Start LISTED ENTRIES

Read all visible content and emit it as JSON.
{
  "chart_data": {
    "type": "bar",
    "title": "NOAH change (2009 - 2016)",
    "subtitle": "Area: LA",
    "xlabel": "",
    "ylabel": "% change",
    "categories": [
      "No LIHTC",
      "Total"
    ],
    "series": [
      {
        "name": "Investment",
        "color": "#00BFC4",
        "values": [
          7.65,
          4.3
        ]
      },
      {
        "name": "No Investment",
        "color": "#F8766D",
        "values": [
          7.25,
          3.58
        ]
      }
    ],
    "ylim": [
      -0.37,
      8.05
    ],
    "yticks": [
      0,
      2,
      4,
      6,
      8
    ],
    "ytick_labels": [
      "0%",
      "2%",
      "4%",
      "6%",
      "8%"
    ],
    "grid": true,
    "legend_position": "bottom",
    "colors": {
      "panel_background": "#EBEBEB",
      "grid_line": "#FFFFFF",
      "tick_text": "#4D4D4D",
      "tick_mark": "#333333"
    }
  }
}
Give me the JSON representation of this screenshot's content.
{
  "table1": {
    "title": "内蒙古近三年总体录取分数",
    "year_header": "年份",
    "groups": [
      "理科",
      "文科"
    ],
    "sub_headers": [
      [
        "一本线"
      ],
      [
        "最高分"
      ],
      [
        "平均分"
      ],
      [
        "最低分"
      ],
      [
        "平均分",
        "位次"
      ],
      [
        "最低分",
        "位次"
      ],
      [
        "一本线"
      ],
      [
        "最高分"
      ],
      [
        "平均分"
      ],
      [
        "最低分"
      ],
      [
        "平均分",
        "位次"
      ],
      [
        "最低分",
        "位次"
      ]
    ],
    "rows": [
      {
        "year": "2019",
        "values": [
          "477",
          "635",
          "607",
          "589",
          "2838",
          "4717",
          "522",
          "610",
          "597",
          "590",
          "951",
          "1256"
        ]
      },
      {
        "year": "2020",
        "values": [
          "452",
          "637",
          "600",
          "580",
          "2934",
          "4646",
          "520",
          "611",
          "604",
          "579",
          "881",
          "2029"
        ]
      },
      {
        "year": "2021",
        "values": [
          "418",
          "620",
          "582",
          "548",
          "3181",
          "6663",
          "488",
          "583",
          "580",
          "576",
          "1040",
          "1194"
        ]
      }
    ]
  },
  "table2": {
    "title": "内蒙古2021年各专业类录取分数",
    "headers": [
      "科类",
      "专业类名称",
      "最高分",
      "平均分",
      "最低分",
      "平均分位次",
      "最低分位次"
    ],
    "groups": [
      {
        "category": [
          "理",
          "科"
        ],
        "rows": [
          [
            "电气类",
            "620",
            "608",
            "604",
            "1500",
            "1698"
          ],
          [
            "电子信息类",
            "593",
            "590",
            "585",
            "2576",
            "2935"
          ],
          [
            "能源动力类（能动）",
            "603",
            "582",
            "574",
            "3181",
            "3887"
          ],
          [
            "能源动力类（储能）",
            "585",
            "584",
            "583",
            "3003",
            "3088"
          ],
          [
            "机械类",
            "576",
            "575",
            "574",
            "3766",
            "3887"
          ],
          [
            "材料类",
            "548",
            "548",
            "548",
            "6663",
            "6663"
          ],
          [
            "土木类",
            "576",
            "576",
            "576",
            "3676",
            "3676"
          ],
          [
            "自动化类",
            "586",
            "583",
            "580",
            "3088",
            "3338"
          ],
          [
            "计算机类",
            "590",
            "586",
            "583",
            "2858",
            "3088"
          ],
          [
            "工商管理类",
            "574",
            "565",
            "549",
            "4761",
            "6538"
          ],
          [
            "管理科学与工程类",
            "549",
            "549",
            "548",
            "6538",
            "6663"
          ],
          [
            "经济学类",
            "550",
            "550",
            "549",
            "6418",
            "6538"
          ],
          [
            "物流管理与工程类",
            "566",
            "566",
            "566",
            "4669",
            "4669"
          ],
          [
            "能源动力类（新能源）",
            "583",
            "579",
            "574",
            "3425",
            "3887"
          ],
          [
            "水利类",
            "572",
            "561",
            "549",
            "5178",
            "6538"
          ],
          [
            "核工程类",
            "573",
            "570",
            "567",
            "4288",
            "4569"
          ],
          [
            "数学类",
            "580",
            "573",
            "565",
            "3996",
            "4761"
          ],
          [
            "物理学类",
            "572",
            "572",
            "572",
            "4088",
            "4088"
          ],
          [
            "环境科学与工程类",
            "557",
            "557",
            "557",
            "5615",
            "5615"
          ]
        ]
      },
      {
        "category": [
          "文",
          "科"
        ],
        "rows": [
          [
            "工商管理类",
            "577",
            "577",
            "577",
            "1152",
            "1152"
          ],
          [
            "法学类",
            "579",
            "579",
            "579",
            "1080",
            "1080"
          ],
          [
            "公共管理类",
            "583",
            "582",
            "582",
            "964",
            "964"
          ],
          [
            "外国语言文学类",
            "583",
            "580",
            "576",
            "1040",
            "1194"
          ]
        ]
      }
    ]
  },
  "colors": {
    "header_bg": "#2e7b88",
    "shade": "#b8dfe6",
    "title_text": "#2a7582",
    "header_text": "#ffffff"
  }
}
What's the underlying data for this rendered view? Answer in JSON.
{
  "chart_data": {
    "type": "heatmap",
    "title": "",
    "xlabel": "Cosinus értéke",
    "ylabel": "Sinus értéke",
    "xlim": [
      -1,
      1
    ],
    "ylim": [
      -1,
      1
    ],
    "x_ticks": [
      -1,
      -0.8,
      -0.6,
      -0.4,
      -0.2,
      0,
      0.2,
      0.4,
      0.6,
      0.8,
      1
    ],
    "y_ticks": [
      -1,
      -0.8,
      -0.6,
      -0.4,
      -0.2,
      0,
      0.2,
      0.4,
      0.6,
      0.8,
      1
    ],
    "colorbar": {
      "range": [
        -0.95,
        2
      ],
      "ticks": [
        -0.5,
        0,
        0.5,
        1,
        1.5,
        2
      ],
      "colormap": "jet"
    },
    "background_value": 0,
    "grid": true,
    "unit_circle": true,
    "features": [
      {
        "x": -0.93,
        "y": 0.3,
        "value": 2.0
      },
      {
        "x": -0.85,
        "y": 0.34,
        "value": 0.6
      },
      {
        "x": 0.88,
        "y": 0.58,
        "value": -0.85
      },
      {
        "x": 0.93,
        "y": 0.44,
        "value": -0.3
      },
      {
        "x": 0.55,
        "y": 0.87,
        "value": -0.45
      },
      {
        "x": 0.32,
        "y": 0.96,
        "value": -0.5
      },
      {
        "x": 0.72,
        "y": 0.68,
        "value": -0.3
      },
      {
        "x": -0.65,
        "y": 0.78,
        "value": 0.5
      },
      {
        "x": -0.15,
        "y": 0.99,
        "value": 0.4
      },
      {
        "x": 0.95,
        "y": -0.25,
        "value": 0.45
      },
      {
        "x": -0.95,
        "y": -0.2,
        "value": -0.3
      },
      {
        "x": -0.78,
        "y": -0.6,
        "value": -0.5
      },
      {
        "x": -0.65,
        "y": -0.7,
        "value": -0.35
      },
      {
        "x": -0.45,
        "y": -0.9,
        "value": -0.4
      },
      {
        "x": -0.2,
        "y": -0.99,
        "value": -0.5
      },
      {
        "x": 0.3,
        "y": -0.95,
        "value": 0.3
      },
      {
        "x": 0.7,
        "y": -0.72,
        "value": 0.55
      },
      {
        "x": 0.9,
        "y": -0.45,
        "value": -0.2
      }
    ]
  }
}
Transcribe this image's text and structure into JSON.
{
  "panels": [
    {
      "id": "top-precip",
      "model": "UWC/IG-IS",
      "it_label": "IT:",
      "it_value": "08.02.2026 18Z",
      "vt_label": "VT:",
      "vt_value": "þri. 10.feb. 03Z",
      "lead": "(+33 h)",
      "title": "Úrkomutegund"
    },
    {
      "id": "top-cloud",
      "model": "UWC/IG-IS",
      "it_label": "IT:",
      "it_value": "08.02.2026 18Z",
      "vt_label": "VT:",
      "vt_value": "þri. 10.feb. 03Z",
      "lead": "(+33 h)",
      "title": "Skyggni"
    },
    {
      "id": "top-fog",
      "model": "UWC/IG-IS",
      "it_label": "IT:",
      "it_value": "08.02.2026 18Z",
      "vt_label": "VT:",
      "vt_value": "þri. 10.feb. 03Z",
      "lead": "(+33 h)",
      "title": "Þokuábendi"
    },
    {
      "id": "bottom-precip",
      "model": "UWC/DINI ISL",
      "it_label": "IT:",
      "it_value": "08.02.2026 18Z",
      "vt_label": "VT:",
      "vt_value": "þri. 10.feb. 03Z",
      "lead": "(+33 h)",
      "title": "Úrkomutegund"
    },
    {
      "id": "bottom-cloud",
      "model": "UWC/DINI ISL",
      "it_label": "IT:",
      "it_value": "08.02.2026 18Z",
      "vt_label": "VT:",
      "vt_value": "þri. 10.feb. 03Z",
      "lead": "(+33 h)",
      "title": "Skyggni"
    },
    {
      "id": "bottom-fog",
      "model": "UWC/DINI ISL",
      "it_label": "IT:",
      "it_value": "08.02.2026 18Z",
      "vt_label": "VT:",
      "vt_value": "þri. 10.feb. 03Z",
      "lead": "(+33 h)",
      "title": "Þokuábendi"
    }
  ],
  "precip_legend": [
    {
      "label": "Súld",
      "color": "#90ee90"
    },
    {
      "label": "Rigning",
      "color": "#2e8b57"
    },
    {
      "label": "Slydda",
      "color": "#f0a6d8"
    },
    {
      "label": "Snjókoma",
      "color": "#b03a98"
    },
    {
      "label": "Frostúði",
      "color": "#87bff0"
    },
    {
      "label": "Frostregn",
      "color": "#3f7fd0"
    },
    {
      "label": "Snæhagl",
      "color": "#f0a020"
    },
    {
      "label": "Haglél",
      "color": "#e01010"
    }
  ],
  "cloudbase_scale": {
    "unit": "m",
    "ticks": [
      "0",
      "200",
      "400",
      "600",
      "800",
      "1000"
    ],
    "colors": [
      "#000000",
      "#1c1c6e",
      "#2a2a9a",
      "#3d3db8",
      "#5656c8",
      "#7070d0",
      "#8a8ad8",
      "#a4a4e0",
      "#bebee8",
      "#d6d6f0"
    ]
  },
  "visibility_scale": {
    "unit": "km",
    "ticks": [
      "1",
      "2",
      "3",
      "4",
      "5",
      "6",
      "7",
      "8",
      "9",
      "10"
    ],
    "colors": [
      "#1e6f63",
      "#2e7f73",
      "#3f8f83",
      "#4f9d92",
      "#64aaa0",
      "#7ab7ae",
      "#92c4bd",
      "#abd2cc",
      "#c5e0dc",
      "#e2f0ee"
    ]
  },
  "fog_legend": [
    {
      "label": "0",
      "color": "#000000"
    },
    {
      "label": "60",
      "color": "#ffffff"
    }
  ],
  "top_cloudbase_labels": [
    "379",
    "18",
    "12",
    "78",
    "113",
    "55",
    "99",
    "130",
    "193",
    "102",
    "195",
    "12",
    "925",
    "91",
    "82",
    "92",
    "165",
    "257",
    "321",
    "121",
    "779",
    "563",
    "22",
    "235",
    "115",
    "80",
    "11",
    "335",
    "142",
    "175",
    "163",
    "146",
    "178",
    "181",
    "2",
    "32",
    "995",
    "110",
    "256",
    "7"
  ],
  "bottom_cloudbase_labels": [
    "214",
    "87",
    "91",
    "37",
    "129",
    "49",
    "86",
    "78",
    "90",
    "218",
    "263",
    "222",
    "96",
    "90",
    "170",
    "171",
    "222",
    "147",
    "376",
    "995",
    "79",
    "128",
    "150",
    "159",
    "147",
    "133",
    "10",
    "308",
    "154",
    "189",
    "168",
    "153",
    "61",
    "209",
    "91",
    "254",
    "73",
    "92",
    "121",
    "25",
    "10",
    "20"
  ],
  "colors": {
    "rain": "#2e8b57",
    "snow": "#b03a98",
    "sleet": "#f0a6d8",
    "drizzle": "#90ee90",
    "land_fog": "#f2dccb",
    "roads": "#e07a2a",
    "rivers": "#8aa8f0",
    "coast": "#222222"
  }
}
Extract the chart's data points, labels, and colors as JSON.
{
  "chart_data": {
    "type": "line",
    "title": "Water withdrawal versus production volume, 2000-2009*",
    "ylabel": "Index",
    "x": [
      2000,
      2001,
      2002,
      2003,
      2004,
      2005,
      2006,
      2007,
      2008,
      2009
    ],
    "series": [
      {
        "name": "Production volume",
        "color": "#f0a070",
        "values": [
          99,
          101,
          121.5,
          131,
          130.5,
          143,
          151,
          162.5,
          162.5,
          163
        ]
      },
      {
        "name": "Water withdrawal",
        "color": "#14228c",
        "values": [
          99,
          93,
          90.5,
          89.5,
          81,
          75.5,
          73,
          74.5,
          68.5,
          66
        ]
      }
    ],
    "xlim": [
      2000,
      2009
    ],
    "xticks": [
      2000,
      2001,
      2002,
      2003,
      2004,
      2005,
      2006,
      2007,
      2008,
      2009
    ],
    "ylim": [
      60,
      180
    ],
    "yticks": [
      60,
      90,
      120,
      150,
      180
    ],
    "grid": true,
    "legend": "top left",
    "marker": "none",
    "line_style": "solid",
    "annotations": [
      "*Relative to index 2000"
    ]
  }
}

End LISTED ENTRIES

OBJECTIVE> Review the preceding data and report every line that includes the string "withdrawal".

TASK RESPONSE>
    "title": "Water withdrawal versus production volume, 2000-2009*",
        "name": "Water withdrawal",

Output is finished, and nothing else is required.